======== Entries shown

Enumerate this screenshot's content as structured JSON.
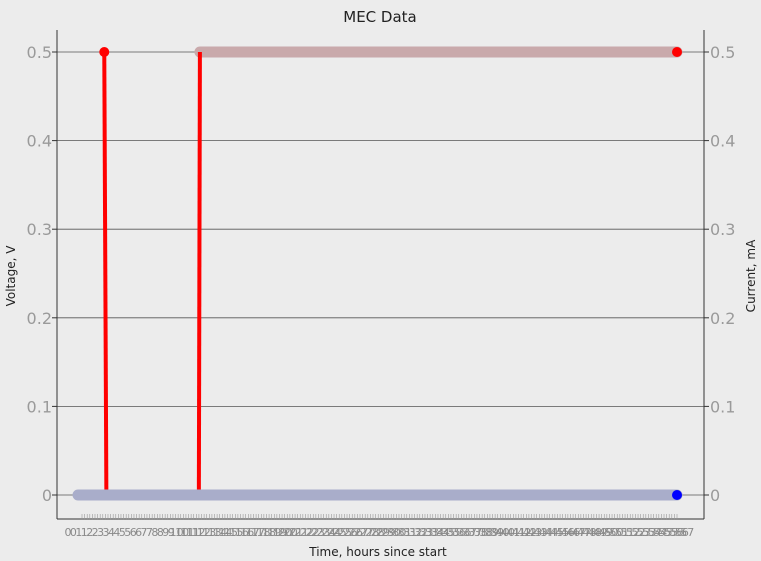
{
  "chart_data": {
    "type": "line",
    "title": "MEC Data",
    "xlabel": "Time, hours since start",
    "ylabel_left": "Voltage, V",
    "ylabel_right": "Current, mA",
    "ylim": [
      0,
      0.5
    ],
    "yticks": [
      0,
      0.1,
      0.2,
      0.3,
      0.4,
      0.5
    ],
    "ytick_labels": [
      "0",
      "0.1",
      "0.2",
      "0.3",
      "0.4",
      "0.5"
    ],
    "xlim": [
      0,
      57
    ],
    "x_tick_count": 230,
    "grid": true,
    "colors": {
      "voltage": "#ff0000",
      "current": "#0000ff",
      "voltage_band": "#c9a9ab",
      "current_band": "#a9adca",
      "grid": "#555555",
      "background": "#ececec"
    },
    "series": [
      {
        "axis": "left",
        "color": "#ff0000",
        "points": [
          [
            2.5,
            0.5
          ],
          [
            2.7,
            0
          ],
          [
            11.5,
            0
          ],
          [
            11.6,
            0.5
          ],
          [
            57,
            0.5
          ]
        ]
      },
      {
        "axis": "right",
        "color": "#0000ff",
        "points": [
          [
            0,
            0
          ],
          [
            57,
            0
          ]
        ]
      }
    ]
  }
}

================

Work to be completed: Make a word-for-word copy of the entries, without any pictures.

Solution below:
Enumerate this screenshot's content as structured JSON.
{
  "chart_data": {
    "type": "line",
    "title": "MEC Data",
    "xlabel": "Time, hours since start",
    "ylabel_left": "Voltage, V",
    "ylabel_right": "Current, mA",
    "ylim": [
      0,
      0.5
    ],
    "yticks": [
      0,
      0.1,
      0.2,
      0.3,
      0.4,
      0.5
    ],
    "ytick_labels": [
      "0",
      "0.1",
      "0.2",
      "0.3",
      "0.4",
      "0.5"
    ],
    "xlim": [
      0,
      57
    ],
    "x_tick_count": 230,
    "grid": true,
    "colors": {
      "voltage": "#ff0000",
      "current": "#0000ff",
      "voltage_band": "#c9a9ab",
      "current_band": "#a9adca",
      "grid": "#555555",
      "background": "#ececec"
    },
    "series": [
      {
        "axis": "left",
        "color": "#ff0000",
        "points": [
          [
            2.5,
            0.5
          ],
          [
            2.7,
            0
          ],
          [
            11.5,
            0
          ],
          [
            11.6,
            0.5
          ],
          [
            57,
            0.5
          ]
        ]
      },
      {
        "axis": "right",
        "color": "#0000ff",
        "points": [
          [
            0,
            0
          ],
          [
            57,
            0
          ]
        ]
      }
    ]
  }
}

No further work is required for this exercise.